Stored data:
----

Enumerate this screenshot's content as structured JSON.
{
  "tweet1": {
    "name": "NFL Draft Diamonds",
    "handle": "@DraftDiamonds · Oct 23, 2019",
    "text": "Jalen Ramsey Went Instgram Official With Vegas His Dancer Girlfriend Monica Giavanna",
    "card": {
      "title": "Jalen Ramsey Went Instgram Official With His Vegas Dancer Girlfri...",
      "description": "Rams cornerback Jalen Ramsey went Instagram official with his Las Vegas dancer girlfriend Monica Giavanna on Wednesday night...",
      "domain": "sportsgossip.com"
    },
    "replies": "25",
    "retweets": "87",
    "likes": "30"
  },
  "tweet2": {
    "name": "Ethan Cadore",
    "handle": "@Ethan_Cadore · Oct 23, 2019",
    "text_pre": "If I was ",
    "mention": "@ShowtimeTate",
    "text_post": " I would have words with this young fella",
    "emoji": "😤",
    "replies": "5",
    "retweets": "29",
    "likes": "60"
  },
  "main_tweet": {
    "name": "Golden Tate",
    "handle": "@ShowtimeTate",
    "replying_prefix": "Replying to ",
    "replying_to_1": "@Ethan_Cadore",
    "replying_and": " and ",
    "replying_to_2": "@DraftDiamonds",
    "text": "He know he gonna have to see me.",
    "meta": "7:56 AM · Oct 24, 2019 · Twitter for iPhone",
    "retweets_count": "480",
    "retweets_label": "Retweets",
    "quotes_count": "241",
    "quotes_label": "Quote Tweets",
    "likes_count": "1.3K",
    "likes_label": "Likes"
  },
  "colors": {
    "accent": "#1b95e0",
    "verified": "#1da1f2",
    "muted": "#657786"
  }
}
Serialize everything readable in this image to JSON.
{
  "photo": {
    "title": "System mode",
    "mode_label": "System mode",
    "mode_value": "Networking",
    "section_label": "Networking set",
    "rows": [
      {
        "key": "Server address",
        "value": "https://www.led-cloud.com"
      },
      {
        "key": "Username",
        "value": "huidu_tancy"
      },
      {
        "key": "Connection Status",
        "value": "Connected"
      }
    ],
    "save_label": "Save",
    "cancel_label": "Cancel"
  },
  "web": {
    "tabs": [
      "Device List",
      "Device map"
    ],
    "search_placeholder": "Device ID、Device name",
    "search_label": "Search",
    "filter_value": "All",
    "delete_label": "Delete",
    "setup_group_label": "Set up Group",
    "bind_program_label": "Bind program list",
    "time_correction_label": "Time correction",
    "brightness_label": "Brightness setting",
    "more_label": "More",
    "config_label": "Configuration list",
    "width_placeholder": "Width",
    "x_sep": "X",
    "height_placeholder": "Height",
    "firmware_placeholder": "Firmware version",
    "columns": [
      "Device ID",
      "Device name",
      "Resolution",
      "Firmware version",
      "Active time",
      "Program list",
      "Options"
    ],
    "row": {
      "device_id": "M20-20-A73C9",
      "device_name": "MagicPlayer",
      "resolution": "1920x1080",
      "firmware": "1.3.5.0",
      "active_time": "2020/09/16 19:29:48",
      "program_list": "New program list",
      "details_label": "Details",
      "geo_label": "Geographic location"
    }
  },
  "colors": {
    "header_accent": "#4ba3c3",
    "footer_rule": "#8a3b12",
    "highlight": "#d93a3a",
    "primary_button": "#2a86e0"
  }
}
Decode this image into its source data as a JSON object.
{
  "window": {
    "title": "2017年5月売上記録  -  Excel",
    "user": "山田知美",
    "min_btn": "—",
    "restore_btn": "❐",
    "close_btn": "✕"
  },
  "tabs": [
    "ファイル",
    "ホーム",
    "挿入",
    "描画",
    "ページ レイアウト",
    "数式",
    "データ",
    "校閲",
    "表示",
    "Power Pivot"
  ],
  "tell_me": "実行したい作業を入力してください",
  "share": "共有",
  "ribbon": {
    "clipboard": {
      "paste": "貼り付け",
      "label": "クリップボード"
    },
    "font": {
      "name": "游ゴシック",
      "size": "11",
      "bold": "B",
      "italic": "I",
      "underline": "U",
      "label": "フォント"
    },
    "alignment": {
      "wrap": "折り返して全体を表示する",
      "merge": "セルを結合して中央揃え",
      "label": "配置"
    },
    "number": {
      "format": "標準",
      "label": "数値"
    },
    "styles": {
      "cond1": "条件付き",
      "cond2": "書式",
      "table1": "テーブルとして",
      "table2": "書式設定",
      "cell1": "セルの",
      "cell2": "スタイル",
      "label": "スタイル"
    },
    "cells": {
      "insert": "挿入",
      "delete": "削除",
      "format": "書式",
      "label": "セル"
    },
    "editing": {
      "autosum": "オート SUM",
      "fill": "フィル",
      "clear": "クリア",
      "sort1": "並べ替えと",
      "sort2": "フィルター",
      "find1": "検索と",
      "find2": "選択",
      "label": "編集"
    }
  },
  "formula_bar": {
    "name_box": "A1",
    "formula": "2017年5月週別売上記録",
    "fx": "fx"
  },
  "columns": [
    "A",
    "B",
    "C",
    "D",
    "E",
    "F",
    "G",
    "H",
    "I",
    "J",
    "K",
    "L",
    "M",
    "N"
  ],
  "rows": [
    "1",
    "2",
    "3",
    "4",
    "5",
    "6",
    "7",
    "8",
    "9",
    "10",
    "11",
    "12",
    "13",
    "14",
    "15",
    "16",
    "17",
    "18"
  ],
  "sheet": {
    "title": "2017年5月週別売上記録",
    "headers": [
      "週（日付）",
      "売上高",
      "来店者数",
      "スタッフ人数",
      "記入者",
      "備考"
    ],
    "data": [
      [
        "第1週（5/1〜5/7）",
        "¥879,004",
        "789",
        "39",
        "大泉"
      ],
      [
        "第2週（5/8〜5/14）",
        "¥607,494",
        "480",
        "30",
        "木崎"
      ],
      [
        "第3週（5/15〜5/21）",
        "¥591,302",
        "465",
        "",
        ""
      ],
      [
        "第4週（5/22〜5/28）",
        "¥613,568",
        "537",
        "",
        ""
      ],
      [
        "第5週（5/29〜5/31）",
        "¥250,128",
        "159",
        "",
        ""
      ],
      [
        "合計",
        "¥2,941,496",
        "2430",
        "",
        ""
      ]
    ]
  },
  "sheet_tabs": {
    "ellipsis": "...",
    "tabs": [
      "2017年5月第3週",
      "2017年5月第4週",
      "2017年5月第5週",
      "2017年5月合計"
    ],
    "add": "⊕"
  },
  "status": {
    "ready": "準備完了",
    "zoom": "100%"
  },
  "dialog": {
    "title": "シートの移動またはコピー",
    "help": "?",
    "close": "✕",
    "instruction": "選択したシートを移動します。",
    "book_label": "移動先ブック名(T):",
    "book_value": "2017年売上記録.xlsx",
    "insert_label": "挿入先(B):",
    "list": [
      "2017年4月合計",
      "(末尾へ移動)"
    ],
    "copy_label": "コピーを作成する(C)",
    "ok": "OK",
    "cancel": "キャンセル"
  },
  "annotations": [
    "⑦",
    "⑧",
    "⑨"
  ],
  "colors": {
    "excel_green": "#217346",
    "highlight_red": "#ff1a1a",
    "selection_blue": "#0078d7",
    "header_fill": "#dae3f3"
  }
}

----

WHAT YOU NEED TO DO: Extract the listing in its entirety and repeat it exactly.

RESPONSE:
Enumerate this screenshot's content as structured JSON.
{
  "tweet1": {
    "name": "NFL Draft Diamonds",
    "handle": "@DraftDiamonds · Oct 23, 2019",
    "text": "Jalen Ramsey Went Instgram Official With Vegas His Dancer Girlfriend Monica Giavanna",
    "card": {
      "title": "Jalen Ramsey Went Instgram Official With His Vegas Dancer Girlfri...",
      "description": "Rams cornerback Jalen Ramsey went Instagram official with his Las Vegas dancer girlfriend Monica Giavanna on Wednesday night...",
      "domain": "sportsgossip.com"
    },
    "replies": "25",
    "retweets": "87",
    "likes": "30"
  },
  "tweet2": {
    "name": "Ethan Cadore",
    "handle": "@Ethan_Cadore · Oct 23, 2019",
    "text_pre": "If I was ",
    "mention": "@ShowtimeTate",
    "text_post": " I would have words with this young fella",
    "emoji": "😤",
    "replies": "5",
    "retweets": "29",
    "likes": "60"
  },
  "main_tweet": {
    "name": "Golden Tate",
    "handle": "@ShowtimeTate",
    "replying_prefix": "Replying to ",
    "replying_to_1": "@Ethan_Cadore",
    "replying_and": " and ",
    "replying_to_2": "@DraftDiamonds",
    "text": "He know he gonna have to see me.",
    "meta": "7:56 AM · Oct 24, 2019 · Twitter for iPhone",
    "retweets_count": "480",
    "retweets_label": "Retweets",
    "quotes_count": "241",
    "quotes_label": "Quote Tweets",
    "likes_count": "1.3K",
    "likes_label": "Likes"
  },
  "colors": {
    "accent": "#1b95e0",
    "verified": "#1da1f2",
    "muted": "#657786"
  }
}
Serialize everything readable in this image to JSON.
{
  "photo": {
    "title": "System mode",
    "mode_label": "System mode",
    "mode_value": "Networking",
    "section_label": "Networking set",
    "rows": [
      {
        "key": "Server address",
        "value": "https://www.led-cloud.com"
      },
      {
        "key": "Username",
        "value": "huidu_tancy"
      },
      {
        "key": "Connection Status",
        "value": "Connected"
      }
    ],
    "save_label": "Save",
    "cancel_label": "Cancel"
  },
  "web": {
    "tabs": [
      "Device List",
      "Device map"
    ],
    "search_placeholder": "Device ID、Device name",
    "search_label": "Search",
    "filter_value": "All",
    "delete_label": "Delete",
    "setup_group_label": "Set up Group",
    "bind_program_label": "Bind program list",
    "time_correction_label": "Time correction",
    "brightness_label": "Brightness setting",
    "more_label": "More",
    "config_label": "Configuration list",
    "width_placeholder": "Width",
    "x_sep": "X",
    "height_placeholder": "Height",
    "firmware_placeholder": "Firmware version",
    "columns": [
      "Device ID",
      "Device name",
      "Resolution",
      "Firmware version",
      "Active time",
      "Program list",
      "Options"
    ],
    "row": {
      "device_id": "M20-20-A73C9",
      "device_name": "MagicPlayer",
      "resolution": "1920x1080",
      "firmware": "1.3.5.0",
      "active_time": "2020/09/16 19:29:48",
      "program_list": "New program list",
      "details_label": "Details",
      "geo_label": "Geographic location"
    }
  },
  "colors": {
    "header_accent": "#4ba3c3",
    "footer_rule": "#8a3b12",
    "highlight": "#d93a3a",
    "primary_button": "#2a86e0"
  }
}
Decode this image into its source data as a JSON object.
{
  "window": {
    "title": "2017年5月売上記録  -  Excel",
    "user": "山田知美",
    "min_btn": "—",
    "restore_btn": "❐",
    "close_btn": "✕"
  },
  "tabs": [
    "ファイル",
    "ホーム",
    "挿入",
    "描画",
    "ページ レイアウト",
    "数式",
    "データ",
    "校閲",
    "表示",
    "Power Pivot"
  ],
  "tell_me": "実行したい作業を入力してください",
  "share": "共有",
  "ribbon": {
    "clipboard": {
      "paste": "貼り付け",
      "label": "クリップボード"
    },
    "font": {
      "name": "游ゴシック",
      "size": "11",
      "bold": "B",
      "italic": "I",
      "underline": "U",
      "label": "フォント"
    },
    "alignment": {
      "wrap": "折り返して全体を表示する",
      "merge": "セルを結合して中央揃え",
      "label": "配置"
    },
    "number": {
      "format": "標準",
      "label": "数値"
    },
    "styles": {
      "cond1": "条件付き",
      "cond2": "書式",
      "table1": "テーブルとして",
      "table2": "書式設定",
      "cell1": "セルの",
      "cell2": "スタイル",
      "label": "スタイル"
    },
    "cells": {
      "insert": "挿入",
      "delete": "削除",
      "format": "書式",
      "label": "セル"
    },
    "editing": {
      "autosum": "オート SUM",
      "fill": "フィル",
      "clear": "クリア",
      "sort1": "並べ替えと",
      "sort2": "フィルター",
      "find1": "検索と",
      "find2": "選択",
      "label": "編集"
    }
  },
  "formula_bar": {
    "name_box": "A1",
    "formula": "2017年5月週別売上記録",
    "fx": "fx"
  },
  "columns": [
    "A",
    "B",
    "C",
    "D",
    "E",
    "F",
    "G",
    "H",
    "I",
    "J",
    "K",
    "L",
    "M",
    "N"
  ],
  "rows": [
    "1",
    "2",
    "3",
    "4",
    "5",
    "6",
    "7",
    "8",
    "9",
    "10",
    "11",
    "12",
    "13",
    "14",
    "15",
    "16",
    "17",
    "18"
  ],
  "sheet": {
    "title": "2017年5月週別売上記録",
    "headers": [
      "週（日付）",
      "売上高",
      "来店者数",
      "スタッフ人数",
      "記入者",
      "備考"
    ],
    "data": [
      [
        "第1週（5/1〜5/7）",
        "¥879,004",
        "789",
        "39",
        "大泉"
      ],
      [
        "第2週（5/8〜5/14）",
        "¥607,494",
        "480",
        "30",
        "木崎"
      ],
      [
        "第3週（5/15〜5/21）",
        "¥591,302",
        "465",
        "",
        ""
      ],
      [
        "第4週（5/22〜5/28）",
        "¥613,568",
        "537",
        "",
        ""
      ],
      [
        "第5週（5/29〜5/31）",
        "¥250,128",
        "159",
        "",
        ""
      ],
      [
        "合計",
        "¥2,941,496",
        "2430",
        "",
        ""
      ]
    ]
  },
  "sheet_tabs": {
    "ellipsis": "...",
    "tabs": [
      "2017年5月第3週",
      "2017年5月第4週",
      "2017年5月第5週",
      "2017年5月合計"
    ],
    "add": "⊕"
  },
  "status": {
    "ready": "準備完了",
    "zoom": "100%"
  },
  "dialog": {
    "title": "シートの移動またはコピー",
    "help": "?",
    "close": "✕",
    "instruction": "選択したシートを移動します。",
    "book_label": "移動先ブック名(T):",
    "book_value": "2017年売上記録.xlsx",
    "insert_label": "挿入先(B):",
    "list": [
      "2017年4月合計",
      "(末尾へ移動)"
    ],
    "copy_label": "コピーを作成する(C)",
    "ok": "OK",
    "cancel": "キャンセル"
  },
  "annotations": [
    "⑦",
    "⑧",
    "⑨"
  ],
  "colors": {
    "excel_green": "#217346",
    "highlight_red": "#ff1a1a",
    "selection_blue": "#0078d7",
    "header_fill": "#dae3f3"
  }
}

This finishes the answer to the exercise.